■ **WHAT IS BEING ASKED**
The records below must be duplicated exactly, character for character.

■ **INPUT FOR THIS TASK**
..........
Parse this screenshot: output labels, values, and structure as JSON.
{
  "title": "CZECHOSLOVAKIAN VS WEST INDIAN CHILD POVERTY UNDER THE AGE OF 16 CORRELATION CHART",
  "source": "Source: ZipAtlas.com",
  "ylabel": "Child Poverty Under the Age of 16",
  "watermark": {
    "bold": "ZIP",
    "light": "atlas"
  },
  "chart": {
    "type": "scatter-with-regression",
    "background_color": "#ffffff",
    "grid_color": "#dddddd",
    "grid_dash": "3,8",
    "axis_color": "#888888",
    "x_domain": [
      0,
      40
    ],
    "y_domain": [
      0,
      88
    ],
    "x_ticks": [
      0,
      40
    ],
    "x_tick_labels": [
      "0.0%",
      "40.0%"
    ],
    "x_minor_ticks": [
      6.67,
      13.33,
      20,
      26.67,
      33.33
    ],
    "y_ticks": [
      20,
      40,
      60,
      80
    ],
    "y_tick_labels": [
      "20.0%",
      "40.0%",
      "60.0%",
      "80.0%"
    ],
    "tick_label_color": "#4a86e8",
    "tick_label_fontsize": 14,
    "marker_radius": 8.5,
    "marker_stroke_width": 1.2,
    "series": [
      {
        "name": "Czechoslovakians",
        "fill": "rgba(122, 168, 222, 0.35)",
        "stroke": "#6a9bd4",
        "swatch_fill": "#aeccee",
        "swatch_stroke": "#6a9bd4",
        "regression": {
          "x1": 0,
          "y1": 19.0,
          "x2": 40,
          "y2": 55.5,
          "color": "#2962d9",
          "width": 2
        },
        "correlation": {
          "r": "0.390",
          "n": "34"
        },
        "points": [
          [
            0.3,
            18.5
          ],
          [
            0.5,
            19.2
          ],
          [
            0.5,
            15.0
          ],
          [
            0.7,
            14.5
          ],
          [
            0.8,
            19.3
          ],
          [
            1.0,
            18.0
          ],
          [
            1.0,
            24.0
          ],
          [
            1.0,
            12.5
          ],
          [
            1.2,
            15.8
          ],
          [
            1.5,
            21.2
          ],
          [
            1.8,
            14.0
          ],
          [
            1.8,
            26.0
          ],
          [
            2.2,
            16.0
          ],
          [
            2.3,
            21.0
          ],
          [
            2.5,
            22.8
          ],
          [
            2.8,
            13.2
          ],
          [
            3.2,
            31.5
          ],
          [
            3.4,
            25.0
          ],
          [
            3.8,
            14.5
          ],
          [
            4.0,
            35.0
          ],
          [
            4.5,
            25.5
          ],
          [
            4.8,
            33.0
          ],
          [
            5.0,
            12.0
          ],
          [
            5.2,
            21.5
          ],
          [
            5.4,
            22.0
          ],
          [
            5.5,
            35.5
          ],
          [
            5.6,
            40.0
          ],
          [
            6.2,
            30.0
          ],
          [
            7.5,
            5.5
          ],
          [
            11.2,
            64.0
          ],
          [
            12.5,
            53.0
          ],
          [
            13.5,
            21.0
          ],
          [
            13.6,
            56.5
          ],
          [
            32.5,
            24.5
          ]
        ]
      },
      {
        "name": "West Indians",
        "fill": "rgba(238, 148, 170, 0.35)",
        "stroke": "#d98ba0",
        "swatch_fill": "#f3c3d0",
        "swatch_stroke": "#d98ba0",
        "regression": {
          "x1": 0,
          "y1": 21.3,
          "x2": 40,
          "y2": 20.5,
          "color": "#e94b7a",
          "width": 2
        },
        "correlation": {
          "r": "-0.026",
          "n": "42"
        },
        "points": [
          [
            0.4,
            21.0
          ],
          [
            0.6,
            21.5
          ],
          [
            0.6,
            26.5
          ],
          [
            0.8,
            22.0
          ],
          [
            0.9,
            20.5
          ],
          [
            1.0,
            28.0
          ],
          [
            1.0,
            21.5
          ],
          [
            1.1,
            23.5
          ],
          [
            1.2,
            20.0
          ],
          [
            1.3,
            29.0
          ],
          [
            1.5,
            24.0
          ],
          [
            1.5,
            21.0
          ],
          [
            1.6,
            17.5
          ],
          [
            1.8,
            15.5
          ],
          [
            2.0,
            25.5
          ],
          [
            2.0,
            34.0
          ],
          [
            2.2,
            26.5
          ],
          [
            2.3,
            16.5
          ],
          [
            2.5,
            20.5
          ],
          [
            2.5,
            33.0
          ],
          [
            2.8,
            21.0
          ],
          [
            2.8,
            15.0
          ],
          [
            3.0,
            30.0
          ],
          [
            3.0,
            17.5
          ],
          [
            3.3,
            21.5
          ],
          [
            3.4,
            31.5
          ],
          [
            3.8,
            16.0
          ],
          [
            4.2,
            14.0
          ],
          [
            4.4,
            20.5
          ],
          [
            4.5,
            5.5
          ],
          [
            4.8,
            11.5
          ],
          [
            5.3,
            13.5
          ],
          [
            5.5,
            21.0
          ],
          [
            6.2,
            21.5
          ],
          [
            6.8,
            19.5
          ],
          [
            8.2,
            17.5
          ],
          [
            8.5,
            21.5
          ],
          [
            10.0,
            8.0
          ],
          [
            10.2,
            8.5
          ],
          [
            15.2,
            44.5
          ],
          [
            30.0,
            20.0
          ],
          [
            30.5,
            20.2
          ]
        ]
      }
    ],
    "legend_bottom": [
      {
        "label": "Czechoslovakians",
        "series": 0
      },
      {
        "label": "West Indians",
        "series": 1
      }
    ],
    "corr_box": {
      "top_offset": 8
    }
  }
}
..........
■ **EXERCISE SOLUTION**
Parse this screenshot: output labels, values, and structure as JSON.
{
  "title": "CZECHOSLOVAKIAN VS WEST INDIAN CHILD POVERTY UNDER THE AGE OF 16 CORRELATION CHART",
  "source": "Source: ZipAtlas.com",
  "ylabel": "Child Poverty Under the Age of 16",
  "watermark": {
    "bold": "ZIP",
    "light": "atlas"
  },
  "chart": {
    "type": "scatter-with-regression",
    "background_color": "#ffffff",
    "grid_color": "#dddddd",
    "grid_dash": "3,8",
    "axis_color": "#888888",
    "x_domain": [
      0,
      40
    ],
    "y_domain": [
      0,
      88
    ],
    "x_ticks": [
      0,
      40
    ],
    "x_tick_labels": [
      "0.0%",
      "40.0%"
    ],
    "x_minor_ticks": [
      6.67,
      13.33,
      20,
      26.67,
      33.33
    ],
    "y_ticks": [
      20,
      40,
      60,
      80
    ],
    "y_tick_labels": [
      "20.0%",
      "40.0%",
      "60.0%",
      "80.0%"
    ],
    "tick_label_color": "#4a86e8",
    "tick_label_fontsize": 14,
    "marker_radius": 8.5,
    "marker_stroke_width": 1.2,
    "series": [
      {
        "name": "Czechoslovakians",
        "fill": "rgba(122, 168, 222, 0.35)",
        "stroke": "#6a9bd4",
        "swatch_fill": "#aeccee",
        "swatch_stroke": "#6a9bd4",
        "regression": {
          "x1": 0,
          "y1": 19.0,
          "x2": 40,
          "y2": 55.5,
          "color": "#2962d9",
          "width": 2
        },
        "correlation": {
          "r": "0.390",
          "n": "34"
        },
        "points": [
          [
            0.3,
            18.5
          ],
          [
            0.5,
            19.2
          ],
          [
            0.5,
            15.0
          ],
          [
            0.7,
            14.5
          ],
          [
            0.8,
            19.3
          ],
          [
            1.0,
            18.0
          ],
          [
            1.0,
            24.0
          ],
          [
            1.0,
            12.5
          ],
          [
            1.2,
            15.8
          ],
          [
            1.5,
            21.2
          ],
          [
            1.8,
            14.0
          ],
          [
            1.8,
            26.0
          ],
          [
            2.2,
            16.0
          ],
          [
            2.3,
            21.0
          ],
          [
            2.5,
            22.8
          ],
          [
            2.8,
            13.2
          ],
          [
            3.2,
            31.5
          ],
          [
            3.4,
            25.0
          ],
          [
            3.8,
            14.5
          ],
          [
            4.0,
            35.0
          ],
          [
            4.5,
            25.5
          ],
          [
            4.8,
            33.0
          ],
          [
            5.0,
            12.0
          ],
          [
            5.2,
            21.5
          ],
          [
            5.4,
            22.0
          ],
          [
            5.5,
            35.5
          ],
          [
            5.6,
            40.0
          ],
          [
            6.2,
            30.0
          ],
          [
            7.5,
            5.5
          ],
          [
            11.2,
            64.0
          ],
          [
            12.5,
            53.0
          ],
          [
            13.5,
            21.0
          ],
          [
            13.6,
            56.5
          ],
          [
            32.5,
            24.5
          ]
        ]
      },
      {
        "name": "West Indians",
        "fill": "rgba(238, 148, 170, 0.35)",
        "stroke": "#d98ba0",
        "swatch_fill": "#f3c3d0",
        "swatch_stroke": "#d98ba0",
        "regression": {
          "x1": 0,
          "y1": 21.3,
          "x2": 40,
          "y2": 20.5,
          "color": "#e94b7a",
          "width": 2
        },
        "correlation": {
          "r": "-0.026",
          "n": "42"
        },
        "points": [
          [
            0.4,
            21.0
          ],
          [
            0.6,
            21.5
          ],
          [
            0.6,
            26.5
          ],
          [
            0.8,
            22.0
          ],
          [
            0.9,
            20.5
          ],
          [
            1.0,
            28.0
          ],
          [
            1.0,
            21.5
          ],
          [
            1.1,
            23.5
          ],
          [
            1.2,
            20.0
          ],
          [
            1.3,
            29.0
          ],
          [
            1.5,
            24.0
          ],
          [
            1.5,
            21.0
          ],
          [
            1.6,
            17.5
          ],
          [
            1.8,
            15.5
          ],
          [
            2.0,
            25.5
          ],
          [
            2.0,
            34.0
          ],
          [
            2.2,
            26.5
          ],
          [
            2.3,
            16.5
          ],
          [
            2.5,
            20.5
          ],
          [
            2.5,
            33.0
          ],
          [
            2.8,
            21.0
          ],
          [
            2.8,
            15.0
          ],
          [
            3.0,
            30.0
          ],
          [
            3.0,
            17.5
          ],
          [
            3.3,
            21.5
          ],
          [
            3.4,
            31.5
          ],
          [
            3.8,
            16.0
          ],
          [
            4.2,
            14.0
          ],
          [
            4.4,
            20.5
          ],
          [
            4.5,
            5.5
          ],
          [
            4.8,
            11.5
          ],
          [
            5.3,
            13.5
          ],
          [
            5.5,
            21.0
          ],
          [
            6.2,
            21.5
          ],
          [
            6.8,
            19.5
          ],
          [
            8.2,
            17.5
          ],
          [
            8.5,
            21.5
          ],
          [
            10.0,
            8.0
          ],
          [
            10.2,
            8.5
          ],
          [
            15.2,
            44.5
          ],
          [
            30.0,
            20.0
          ],
          [
            30.5,
            20.2
          ]
        ]
      }
    ],
    "legend_bottom": [
      {
        "label": "Czechoslovakians",
        "series": 0
      },
      {
        "label": "West Indians",
        "series": 1
      }
    ],
    "corr_box": {
      "top_offset": 8
    }
  }
}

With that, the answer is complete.